- _Work item_: Could you return every record below word for word, leaving out the pictures?

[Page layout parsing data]
----

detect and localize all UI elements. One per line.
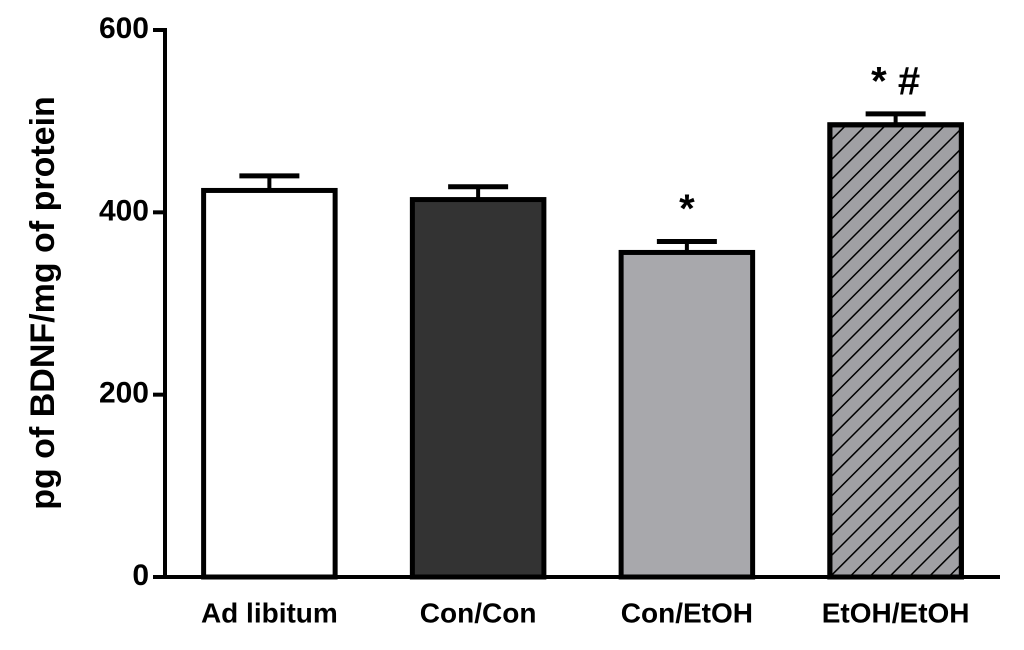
y-tick-label: 200	[99, 377, 149, 410]
y-tick-label: 400	[99, 194, 149, 227]
y-tick-label: 0	[132, 559, 149, 592]
x-tick-label: Con/EtOH	[621, 597, 753, 628]
bar	[618, 249, 756, 580]
bar-hatch	[827, 122, 964, 580]
bar	[409, 197, 547, 580]
x-tick-label: EtOH/EtOH	[822, 597, 970, 628]
bar	[201, 187, 338, 580]
y-tick-label: 600	[99, 12, 149, 45]
x-tick-label: Ad libitum	[201, 597, 338, 628]
x-tick-label: Con/Con	[420, 597, 537, 628]
y-axis-label: pg of BDNF/mg of protein	[24, 96, 62, 510]
significance-label: *	[679, 187, 695, 231]
significance-label: * #	[871, 59, 920, 103]
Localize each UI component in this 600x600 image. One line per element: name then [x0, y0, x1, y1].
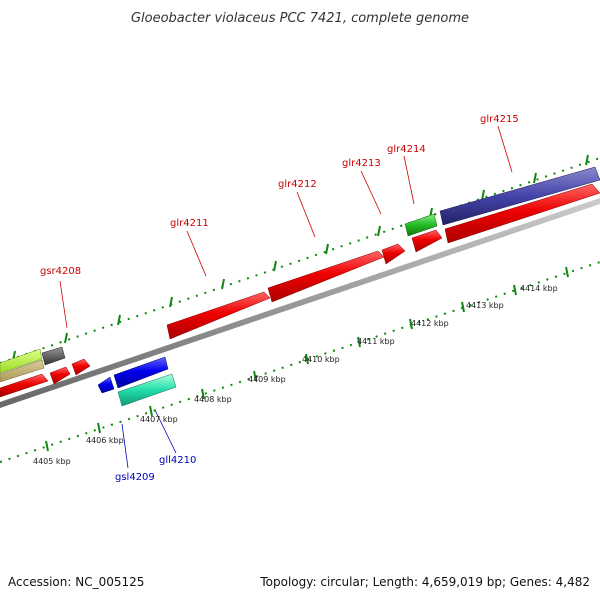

----

- _Exercise output_:
detect and localize all UI elements. One per line.
y-tick-label: 200	[99, 377, 149, 410]
y-tick-label: 400	[99, 194, 149, 227]
y-tick-label: 0	[132, 559, 149, 592]
x-tick-label: Con/EtOH	[621, 597, 753, 628]
bar	[618, 249, 756, 580]
bar-hatch	[827, 122, 964, 580]
bar	[409, 197, 547, 580]
x-tick-label: EtOH/EtOH	[822, 597, 970, 628]
bar	[201, 187, 338, 580]
y-tick-label: 600	[99, 12, 149, 45]
x-tick-label: Ad libitum	[201, 597, 338, 628]
x-tick-label: Con/Con	[420, 597, 537, 628]
y-axis-label: pg of BDNF/mg of protein	[24, 96, 62, 510]
significance-label: *	[679, 187, 695, 231]
significance-label: * #	[871, 59, 920, 103]
Localize each UI component in this 600x600 image. One line per element: name then [x0, y0, x1, y1].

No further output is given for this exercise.